* **Direction**: Below you will find a set of lines. Repeat them all exactly.

[Records for this exercise start]

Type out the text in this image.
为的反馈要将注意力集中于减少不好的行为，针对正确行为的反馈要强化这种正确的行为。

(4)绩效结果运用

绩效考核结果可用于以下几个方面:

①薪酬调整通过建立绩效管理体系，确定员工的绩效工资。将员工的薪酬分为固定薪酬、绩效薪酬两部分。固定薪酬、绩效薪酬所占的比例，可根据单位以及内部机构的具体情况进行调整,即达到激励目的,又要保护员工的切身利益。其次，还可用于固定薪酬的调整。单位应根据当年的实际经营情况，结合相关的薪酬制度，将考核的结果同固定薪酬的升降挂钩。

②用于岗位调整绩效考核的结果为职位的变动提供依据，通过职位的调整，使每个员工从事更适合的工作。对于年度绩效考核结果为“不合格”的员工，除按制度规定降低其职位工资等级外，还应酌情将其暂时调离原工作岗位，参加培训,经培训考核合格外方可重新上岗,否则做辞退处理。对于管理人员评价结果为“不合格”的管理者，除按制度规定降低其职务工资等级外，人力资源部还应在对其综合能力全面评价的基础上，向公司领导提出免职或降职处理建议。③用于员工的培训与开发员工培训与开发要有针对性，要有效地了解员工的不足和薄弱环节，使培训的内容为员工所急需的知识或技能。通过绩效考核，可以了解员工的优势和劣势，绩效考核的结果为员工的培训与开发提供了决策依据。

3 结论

[Records for this exercise end]

* **Reply to the task**:
Type out the text in this image.
为的反馈要将注意力集中于减少不好的行为，针对正确行为的反馈要强化这种正确的行为。

(4)绩效结果运用

绩效考核结果可用于以下几个方面:

①薪酬调整通过建立绩效管理体系，确定员工的绩效工资。将员工的薪酬分为固定薪酬、绩效薪酬两部分。固定薪酬、绩效薪酬所占的比例，可根据单位以及内部机构的具体情况进行调整,即达到激励目的,又要保护员工的切身利益。其次，还可用于固定薪酬的调整。单位应根据当年的实际经营情况，结合相关的薪酬制度，将考核的结果同固定薪酬的升降挂钩。

②用于岗位调整绩效考核的结果为职位的变动提供依据，通过职位的调整，使每个员工从事更适合的工作。对于年度绩效考核结果为“不合格”的员工，除按制度规定降低其职位工资等级外，还应酌情将其暂时调离原工作岗位，参加培训,经培训考核合格外方可重新上岗,否则做辞退处理。对于管理人员评价结果为“不合格”的管理者，除按制度规定降低其职务工资等级外，人力资源部还应在对其综合能力全面评价的基础上，向公司领导提出免职或降职处理建议。③用于员工的培训与开发员工培训与开发要有针对性，要有效地了解员工的不足和薄弱环节，使培训的内容为员工所急需的知识或技能。通过绩效考核，可以了解员工的优势和劣势，绩效考核的结果为员工的培训与开发提供了决策依据。

3 结论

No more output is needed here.